BEGIN DATA ROWS
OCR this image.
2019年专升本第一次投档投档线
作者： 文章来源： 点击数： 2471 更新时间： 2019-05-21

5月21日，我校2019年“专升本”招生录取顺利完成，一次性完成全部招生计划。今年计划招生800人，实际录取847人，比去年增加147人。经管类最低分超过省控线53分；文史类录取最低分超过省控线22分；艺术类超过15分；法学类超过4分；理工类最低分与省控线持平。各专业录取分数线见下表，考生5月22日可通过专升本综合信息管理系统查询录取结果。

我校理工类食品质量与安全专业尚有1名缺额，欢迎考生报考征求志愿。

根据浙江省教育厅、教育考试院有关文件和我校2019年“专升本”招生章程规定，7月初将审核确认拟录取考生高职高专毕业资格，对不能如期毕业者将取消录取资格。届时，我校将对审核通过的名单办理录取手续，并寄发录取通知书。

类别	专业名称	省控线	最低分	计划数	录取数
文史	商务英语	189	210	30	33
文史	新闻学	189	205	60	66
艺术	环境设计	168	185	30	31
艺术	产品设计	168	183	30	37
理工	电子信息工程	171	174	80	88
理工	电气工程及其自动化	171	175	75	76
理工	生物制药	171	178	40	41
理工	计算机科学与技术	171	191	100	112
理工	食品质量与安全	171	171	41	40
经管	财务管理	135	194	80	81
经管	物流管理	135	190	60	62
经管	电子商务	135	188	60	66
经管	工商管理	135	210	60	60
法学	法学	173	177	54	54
END DATA ROWS
*WHAT THE TASK ASKS*:
Copy out each line exactly.

*RESPONSE TO THIS EXERCISE*:
OCR this image.
2019年专升本第一次投档投档线
作者： 文章来源： 点击数： 2471 更新时间： 2019-05-21

5月21日，我校2019年“专升本”招生录取顺利完成，一次性完成全部招生计划。今年计划招生800人，实际录取847人，比去年增加147人。经管类最低分超过省控线53分；文史类录取最低分超过省控线22分；艺术类超过15分；法学类超过4分；理工类最低分与省控线持平。各专业录取分数线见下表，考生5月22日可通过专升本综合信息管理系统查询录取结果。

我校理工类食品质量与安全专业尚有1名缺额，欢迎考生报考征求志愿。

根据浙江省教育厅、教育考试院有关文件和我校2019年“专升本”招生章程规定，7月初将审核确认拟录取考生高职高专毕业资格，对不能如期毕业者将取消录取资格。届时，我校将对审核通过的名单办理录取手续，并寄发录取通知书。

类别	专业名称	省控线	最低分	计划数	录取数
文史	商务英语	189	210	30	33
文史	新闻学	189	205	60	66
艺术	环境设计	168	185	30	31
艺术	产品设计	168	183	30	37
理工	电子信息工程	171	174	80	88
理工	电气工程及其自动化	171	175	75	76
理工	生物制药	171	178	40	41
理工	计算机科学与技术	171	191	100	112
理工	食品质量与安全	171	171	41	40
经管	财务管理	135	194	80	81
经管	物流管理	135	190	60	62
经管	电子商务	135	188	60	66
经管	工商管理	135	210	60	60
法学	法学	173	177	54	54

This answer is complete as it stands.